GOAL OF THE EXERCISE: Can you quote the records below in full, word for word?

DATASET:
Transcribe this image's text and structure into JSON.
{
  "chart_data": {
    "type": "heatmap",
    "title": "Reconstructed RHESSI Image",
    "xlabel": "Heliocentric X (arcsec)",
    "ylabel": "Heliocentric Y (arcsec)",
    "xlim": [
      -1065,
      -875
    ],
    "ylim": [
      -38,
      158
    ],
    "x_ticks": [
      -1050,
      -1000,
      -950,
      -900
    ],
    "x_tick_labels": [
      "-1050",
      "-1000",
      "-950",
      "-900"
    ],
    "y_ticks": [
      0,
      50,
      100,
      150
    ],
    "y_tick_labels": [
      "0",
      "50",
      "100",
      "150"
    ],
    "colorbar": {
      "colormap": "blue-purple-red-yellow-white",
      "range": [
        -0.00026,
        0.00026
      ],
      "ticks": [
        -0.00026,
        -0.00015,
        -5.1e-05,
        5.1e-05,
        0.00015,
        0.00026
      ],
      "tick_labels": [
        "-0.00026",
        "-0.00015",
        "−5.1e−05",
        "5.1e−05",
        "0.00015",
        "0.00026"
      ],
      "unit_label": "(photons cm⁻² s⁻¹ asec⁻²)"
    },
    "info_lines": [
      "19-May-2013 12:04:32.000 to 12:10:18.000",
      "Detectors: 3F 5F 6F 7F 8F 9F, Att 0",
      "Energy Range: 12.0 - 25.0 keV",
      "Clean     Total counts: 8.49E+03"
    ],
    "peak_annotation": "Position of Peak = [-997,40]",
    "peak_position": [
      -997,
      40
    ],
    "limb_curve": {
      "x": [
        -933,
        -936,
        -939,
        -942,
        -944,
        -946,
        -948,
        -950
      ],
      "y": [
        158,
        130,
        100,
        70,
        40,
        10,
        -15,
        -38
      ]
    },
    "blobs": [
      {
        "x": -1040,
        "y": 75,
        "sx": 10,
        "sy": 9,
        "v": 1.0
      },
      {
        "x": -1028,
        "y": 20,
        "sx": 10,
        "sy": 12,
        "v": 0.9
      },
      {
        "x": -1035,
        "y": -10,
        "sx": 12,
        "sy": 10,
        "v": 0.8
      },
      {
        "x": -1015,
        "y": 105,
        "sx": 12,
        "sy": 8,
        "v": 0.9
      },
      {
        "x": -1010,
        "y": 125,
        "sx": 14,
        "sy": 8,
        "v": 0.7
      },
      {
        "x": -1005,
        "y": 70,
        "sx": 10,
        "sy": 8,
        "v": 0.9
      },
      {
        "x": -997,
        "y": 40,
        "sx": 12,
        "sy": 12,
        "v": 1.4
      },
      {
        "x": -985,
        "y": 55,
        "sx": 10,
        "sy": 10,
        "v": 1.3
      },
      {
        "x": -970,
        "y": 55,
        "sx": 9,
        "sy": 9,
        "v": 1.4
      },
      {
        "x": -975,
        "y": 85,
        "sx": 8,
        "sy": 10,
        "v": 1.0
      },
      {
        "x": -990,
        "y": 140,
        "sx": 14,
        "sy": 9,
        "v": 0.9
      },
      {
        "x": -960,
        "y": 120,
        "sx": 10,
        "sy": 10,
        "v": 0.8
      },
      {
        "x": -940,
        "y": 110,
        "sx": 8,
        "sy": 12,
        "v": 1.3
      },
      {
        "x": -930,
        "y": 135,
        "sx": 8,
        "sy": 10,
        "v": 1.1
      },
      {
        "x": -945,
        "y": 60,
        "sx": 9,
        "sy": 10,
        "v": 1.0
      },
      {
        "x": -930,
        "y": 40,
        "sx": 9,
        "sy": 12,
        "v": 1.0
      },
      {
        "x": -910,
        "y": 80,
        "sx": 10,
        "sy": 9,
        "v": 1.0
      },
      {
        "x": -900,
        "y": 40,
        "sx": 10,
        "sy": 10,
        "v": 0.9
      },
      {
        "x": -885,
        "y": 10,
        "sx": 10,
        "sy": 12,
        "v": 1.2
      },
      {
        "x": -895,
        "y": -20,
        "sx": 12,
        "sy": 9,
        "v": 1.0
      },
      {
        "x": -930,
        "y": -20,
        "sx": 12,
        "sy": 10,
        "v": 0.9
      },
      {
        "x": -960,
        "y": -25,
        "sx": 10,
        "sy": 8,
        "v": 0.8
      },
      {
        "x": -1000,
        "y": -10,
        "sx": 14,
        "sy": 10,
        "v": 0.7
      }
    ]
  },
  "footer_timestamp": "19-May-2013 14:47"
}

REPLY:
Transcribe this image's text and structure into JSON.
{
  "chart_data": {
    "type": "heatmap",
    "title": "Reconstructed RHESSI Image",
    "xlabel": "Heliocentric X (arcsec)",
    "ylabel": "Heliocentric Y (arcsec)",
    "xlim": [
      -1065,
      -875
    ],
    "ylim": [
      -38,
      158
    ],
    "x_ticks": [
      -1050,
      -1000,
      -950,
      -900
    ],
    "x_tick_labels": [
      "-1050",
      "-1000",
      "-950",
      "-900"
    ],
    "y_ticks": [
      0,
      50,
      100,
      150
    ],
    "y_tick_labels": [
      "0",
      "50",
      "100",
      "150"
    ],
    "colorbar": {
      "colormap": "blue-purple-red-yellow-white",
      "range": [
        -0.00026,
        0.00026
      ],
      "ticks": [
        -0.00026,
        -0.00015,
        -5.1e-05,
        5.1e-05,
        0.00015,
        0.00026
      ],
      "tick_labels": [
        "-0.00026",
        "-0.00015",
        "−5.1e−05",
        "5.1e−05",
        "0.00015",
        "0.00026"
      ],
      "unit_label": "(photons cm⁻² s⁻¹ asec⁻²)"
    },
    "info_lines": [
      "19-May-2013 12:04:32.000 to 12:10:18.000",
      "Detectors: 3F 5F 6F 7F 8F 9F, Att 0",
      "Energy Range: 12.0 - 25.0 keV",
      "Clean     Total counts: 8.49E+03"
    ],
    "peak_annotation": "Position of Peak = [-997,40]",
    "peak_position": [
      -997,
      40
    ],
    "limb_curve": {
      "x": [
        -933,
        -936,
        -939,
        -942,
        -944,
        -946,
        -948,
        -950
      ],
      "y": [
        158,
        130,
        100,
        70,
        40,
        10,
        -15,
        -38
      ]
    },
    "blobs": [
      {
        "x": -1040,
        "y": 75,
        "sx": 10,
        "sy": 9,
        "v": 1.0
      },
      {
        "x": -1028,
        "y": 20,
        "sx": 10,
        "sy": 12,
        "v": 0.9
      },
      {
        "x": -1035,
        "y": -10,
        "sx": 12,
        "sy": 10,
        "v": 0.8
      },
      {
        "x": -1015,
        "y": 105,
        "sx": 12,
        "sy": 8,
        "v": 0.9
      },
      {
        "x": -1010,
        "y": 125,
        "sx": 14,
        "sy": 8,
        "v": 0.7
      },
      {
        "x": -1005,
        "y": 70,
        "sx": 10,
        "sy": 8,
        "v": 0.9
      },
      {
        "x": -997,
        "y": 40,
        "sx": 12,
        "sy": 12,
        "v": 1.4
      },
      {
        "x": -985,
        "y": 55,
        "sx": 10,
        "sy": 10,
        "v": 1.3
      },
      {
        "x": -970,
        "y": 55,
        "sx": 9,
        "sy": 9,
        "v": 1.4
      },
      {
        "x": -975,
        "y": 85,
        "sx": 8,
        "sy": 10,
        "v": 1.0
      },
      {
        "x": -990,
        "y": 140,
        "sx": 14,
        "sy": 9,
        "v": 0.9
      },
      {
        "x": -960,
        "y": 120,
        "sx": 10,
        "sy": 10,
        "v": 0.8
      },
      {
        "x": -940,
        "y": 110,
        "sx": 8,
        "sy": 12,
        "v": 1.3
      },
      {
        "x": -930,
        "y": 135,
        "sx": 8,
        "sy": 10,
        "v": 1.1
      },
      {
        "x": -945,
        "y": 60,
        "sx": 9,
        "sy": 10,
        "v": 1.0
      },
      {
        "x": -930,
        "y": 40,
        "sx": 9,
        "sy": 12,
        "v": 1.0
      },
      {
        "x": -910,
        "y": 80,
        "sx": 10,
        "sy": 9,
        "v": 1.0
      },
      {
        "x": -900,
        "y": 40,
        "sx": 10,
        "sy": 10,
        "v": 0.9
      },
      {
        "x": -885,
        "y": 10,
        "sx": 10,
        "sy": 12,
        "v": 1.2
      },
      {
        "x": -895,
        "y": -20,
        "sx": 12,
        "sy": 9,
        "v": 1.0
      },
      {
        "x": -930,
        "y": -20,
        "sx": 12,
        "sy": 10,
        "v": 0.9
      },
      {
        "x": -960,
        "y": -25,
        "sx": 10,
        "sy": 8,
        "v": 0.8
      },
      {
        "x": -1000,
        "y": -10,
        "sx": 14,
        "sy": 10,
        "v": 0.7
      }
    ]
  },
  "footer_timestamp": "19-May-2013 14:47"
}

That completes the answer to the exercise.